• [Directions]: Every entry here needs to be repeated exactly.

• [Stored rows]:
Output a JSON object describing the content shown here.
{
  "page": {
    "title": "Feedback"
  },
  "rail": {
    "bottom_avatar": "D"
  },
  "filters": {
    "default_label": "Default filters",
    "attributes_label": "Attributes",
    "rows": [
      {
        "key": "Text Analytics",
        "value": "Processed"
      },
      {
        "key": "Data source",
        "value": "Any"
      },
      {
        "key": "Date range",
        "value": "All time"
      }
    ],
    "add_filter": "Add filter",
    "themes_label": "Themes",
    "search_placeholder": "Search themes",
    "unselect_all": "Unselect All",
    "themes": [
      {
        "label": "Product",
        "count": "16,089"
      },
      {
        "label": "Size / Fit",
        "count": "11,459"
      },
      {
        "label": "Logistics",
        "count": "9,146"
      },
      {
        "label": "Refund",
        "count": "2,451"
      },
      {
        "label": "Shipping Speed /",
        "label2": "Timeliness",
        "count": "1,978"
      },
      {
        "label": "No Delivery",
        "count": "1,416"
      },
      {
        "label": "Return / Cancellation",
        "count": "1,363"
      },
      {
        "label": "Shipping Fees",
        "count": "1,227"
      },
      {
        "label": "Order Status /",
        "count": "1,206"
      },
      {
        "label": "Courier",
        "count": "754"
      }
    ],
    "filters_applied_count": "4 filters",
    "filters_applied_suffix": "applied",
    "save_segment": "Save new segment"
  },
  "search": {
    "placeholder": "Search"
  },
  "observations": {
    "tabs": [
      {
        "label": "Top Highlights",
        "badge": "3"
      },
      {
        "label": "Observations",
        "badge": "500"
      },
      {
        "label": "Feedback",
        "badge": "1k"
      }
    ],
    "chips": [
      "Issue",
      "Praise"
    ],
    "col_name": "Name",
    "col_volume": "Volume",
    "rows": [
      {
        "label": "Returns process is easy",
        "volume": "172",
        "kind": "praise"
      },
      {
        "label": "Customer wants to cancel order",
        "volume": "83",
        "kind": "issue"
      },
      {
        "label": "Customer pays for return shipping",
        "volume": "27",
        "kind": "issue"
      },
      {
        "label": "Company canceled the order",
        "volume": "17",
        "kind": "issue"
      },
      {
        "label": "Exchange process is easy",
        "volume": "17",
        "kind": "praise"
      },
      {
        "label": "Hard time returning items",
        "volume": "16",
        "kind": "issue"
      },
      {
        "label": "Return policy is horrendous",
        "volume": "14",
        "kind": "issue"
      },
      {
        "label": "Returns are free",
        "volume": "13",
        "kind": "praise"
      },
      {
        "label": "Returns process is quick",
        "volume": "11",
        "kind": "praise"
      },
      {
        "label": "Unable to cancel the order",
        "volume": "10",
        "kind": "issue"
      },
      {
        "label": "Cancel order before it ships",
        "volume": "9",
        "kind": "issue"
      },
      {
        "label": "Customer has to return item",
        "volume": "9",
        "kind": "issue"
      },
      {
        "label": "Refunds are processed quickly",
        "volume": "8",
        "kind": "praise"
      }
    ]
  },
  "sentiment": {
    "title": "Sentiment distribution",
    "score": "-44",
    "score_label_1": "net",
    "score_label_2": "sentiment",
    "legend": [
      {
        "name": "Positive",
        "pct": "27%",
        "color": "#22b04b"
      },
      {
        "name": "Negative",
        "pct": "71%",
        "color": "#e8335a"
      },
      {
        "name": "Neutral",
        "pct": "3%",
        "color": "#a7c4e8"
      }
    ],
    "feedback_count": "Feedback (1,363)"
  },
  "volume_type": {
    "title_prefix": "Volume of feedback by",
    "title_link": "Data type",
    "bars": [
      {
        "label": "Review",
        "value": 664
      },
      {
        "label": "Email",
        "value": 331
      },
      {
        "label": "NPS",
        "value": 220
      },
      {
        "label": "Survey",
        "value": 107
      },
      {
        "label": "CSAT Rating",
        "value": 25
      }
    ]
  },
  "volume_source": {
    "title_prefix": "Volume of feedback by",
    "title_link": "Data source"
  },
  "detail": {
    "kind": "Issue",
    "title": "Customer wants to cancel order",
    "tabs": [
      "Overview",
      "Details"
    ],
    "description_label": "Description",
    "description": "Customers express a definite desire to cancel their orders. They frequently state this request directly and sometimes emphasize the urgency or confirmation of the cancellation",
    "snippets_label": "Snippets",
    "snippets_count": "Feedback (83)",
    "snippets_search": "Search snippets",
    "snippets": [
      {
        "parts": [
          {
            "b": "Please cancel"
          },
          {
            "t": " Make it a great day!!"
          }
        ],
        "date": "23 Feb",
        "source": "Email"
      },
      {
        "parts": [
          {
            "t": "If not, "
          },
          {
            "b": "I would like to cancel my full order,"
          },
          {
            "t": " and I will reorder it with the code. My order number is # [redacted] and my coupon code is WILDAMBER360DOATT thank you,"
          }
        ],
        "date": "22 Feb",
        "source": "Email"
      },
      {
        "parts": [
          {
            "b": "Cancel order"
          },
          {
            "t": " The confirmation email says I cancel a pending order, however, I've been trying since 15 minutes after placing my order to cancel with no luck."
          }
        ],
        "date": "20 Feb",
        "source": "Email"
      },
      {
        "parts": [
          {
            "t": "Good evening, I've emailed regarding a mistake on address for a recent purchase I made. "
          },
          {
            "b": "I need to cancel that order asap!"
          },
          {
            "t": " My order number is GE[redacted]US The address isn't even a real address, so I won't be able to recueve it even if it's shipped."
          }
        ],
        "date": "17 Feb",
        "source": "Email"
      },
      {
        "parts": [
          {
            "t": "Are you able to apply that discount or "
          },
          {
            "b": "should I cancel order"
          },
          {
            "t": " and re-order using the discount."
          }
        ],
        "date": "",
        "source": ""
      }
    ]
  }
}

• [Answer for the task]:
Output a JSON object describing the content shown here.
{
  "page": {
    "title": "Feedback"
  },
  "rail": {
    "bottom_avatar": "D"
  },
  "filters": {
    "default_label": "Default filters",
    "attributes_label": "Attributes",
    "rows": [
      {
        "key": "Text Analytics",
        "value": "Processed"
      },
      {
        "key": "Data source",
        "value": "Any"
      },
      {
        "key": "Date range",
        "value": "All time"
      }
    ],
    "add_filter": "Add filter",
    "themes_label": "Themes",
    "search_placeholder": "Search themes",
    "unselect_all": "Unselect All",
    "themes": [
      {
        "label": "Product",
        "count": "16,089"
      },
      {
        "label": "Size / Fit",
        "count": "11,459"
      },
      {
        "label": "Logistics",
        "count": "9,146"
      },
      {
        "label": "Refund",
        "count": "2,451"
      },
      {
        "label": "Shipping Speed /",
        "label2": "Timeliness",
        "count": "1,978"
      },
      {
        "label": "No Delivery",
        "count": "1,416"
      },
      {
        "label": "Return / Cancellation",
        "count": "1,363"
      },
      {
        "label": "Shipping Fees",
        "count": "1,227"
      },
      {
        "label": "Order Status /",
        "count": "1,206"
      },
      {
        "label": "Courier",
        "count": "754"
      }
    ],
    "filters_applied_count": "4 filters",
    "filters_applied_suffix": "applied",
    "save_segment": "Save new segment"
  },
  "search": {
    "placeholder": "Search"
  },
  "observations": {
    "tabs": [
      {
        "label": "Top Highlights",
        "badge": "3"
      },
      {
        "label": "Observations",
        "badge": "500"
      },
      {
        "label": "Feedback",
        "badge": "1k"
      }
    ],
    "chips": [
      "Issue",
      "Praise"
    ],
    "col_name": "Name",
    "col_volume": "Volume",
    "rows": [
      {
        "label": "Returns process is easy",
        "volume": "172",
        "kind": "praise"
      },
      {
        "label": "Customer wants to cancel order",
        "volume": "83",
        "kind": "issue"
      },
      {
        "label": "Customer pays for return shipping",
        "volume": "27",
        "kind": "issue"
      },
      {
        "label": "Company canceled the order",
        "volume": "17",
        "kind": "issue"
      },
      {
        "label": "Exchange process is easy",
        "volume": "17",
        "kind": "praise"
      },
      {
        "label": "Hard time returning items",
        "volume": "16",
        "kind": "issue"
      },
      {
        "label": "Return policy is horrendous",
        "volume": "14",
        "kind": "issue"
      },
      {
        "label": "Returns are free",
        "volume": "13",
        "kind": "praise"
      },
      {
        "label": "Returns process is quick",
        "volume": "11",
        "kind": "praise"
      },
      {
        "label": "Unable to cancel the order",
        "volume": "10",
        "kind": "issue"
      },
      {
        "label": "Cancel order before it ships",
        "volume": "9",
        "kind": "issue"
      },
      {
        "label": "Customer has to return item",
        "volume": "9",
        "kind": "issue"
      },
      {
        "label": "Refunds are processed quickly",
        "volume": "8",
        "kind": "praise"
      }
    ]
  },
  "sentiment": {
    "title": "Sentiment distribution",
    "score": "-44",
    "score_label_1": "net",
    "score_label_2": "sentiment",
    "legend": [
      {
        "name": "Positive",
        "pct": "27%",
        "color": "#22b04b"
      },
      {
        "name": "Negative",
        "pct": "71%",
        "color": "#e8335a"
      },
      {
        "name": "Neutral",
        "pct": "3%",
        "color": "#a7c4e8"
      }
    ],
    "feedback_count": "Feedback (1,363)"
  },
  "volume_type": {
    "title_prefix": "Volume of feedback by",
    "title_link": "Data type",
    "bars": [
      {
        "label": "Review",
        "value": 664
      },
      {
        "label": "Email",
        "value": 331
      },
      {
        "label": "NPS",
        "value": 220
      },
      {
        "label": "Survey",
        "value": 107
      },
      {
        "label": "CSAT Rating",
        "value": 25
      }
    ]
  },
  "volume_source": {
    "title_prefix": "Volume of feedback by",
    "title_link": "Data source"
  },
  "detail": {
    "kind": "Issue",
    "title": "Customer wants to cancel order",
    "tabs": [
      "Overview",
      "Details"
    ],
    "description_label": "Description",
    "description": "Customers express a definite desire to cancel their orders. They frequently state this request directly and sometimes emphasize the urgency or confirmation of the cancellation",
    "snippets_label": "Snippets",
    "snippets_count": "Feedback (83)",
    "snippets_search": "Search snippets",
    "snippets": [
      {
        "parts": [
          {
            "b": "Please cancel"
          },
          {
            "t": " Make it a great day!!"
          }
        ],
        "date": "23 Feb",
        "source": "Email"
      },
      {
        "parts": [
          {
            "t": "If not, "
          },
          {
            "b": "I would like to cancel my full order,"
          },
          {
            "t": " and I will reorder it with the code. My order number is # [redacted] and my coupon code is WILDAMBER360DOATT thank you,"
          }
        ],
        "date": "22 Feb",
        "source": "Email"
      },
      {
        "parts": [
          {
            "b": "Cancel order"
          },
          {
            "t": " The confirmation email says I cancel a pending order, however, I've been trying since 15 minutes after placing my order to cancel with no luck."
          }
        ],
        "date": "20 Feb",
        "source": "Email"
      },
      {
        "parts": [
          {
            "t": "Good evening, I've emailed regarding a mistake on address for a recent purchase I made. "
          },
          {
            "b": "I need to cancel that order asap!"
          },
          {
            "t": " My order number is GE[redacted]US The address isn't even a real address, so I won't be able to recueve it even if it's shipped."
          }
        ],
        "date": "17 Feb",
        "source": "Email"
      },
      {
        "parts": [
          {
            "t": "Are you able to apply that discount or "
          },
          {
            "b": "should I cancel order"
          },
          {
            "t": " and re-order using the discount."
          }
        ],
        "date": "",
        "source": ""
      }
    ]
  }
}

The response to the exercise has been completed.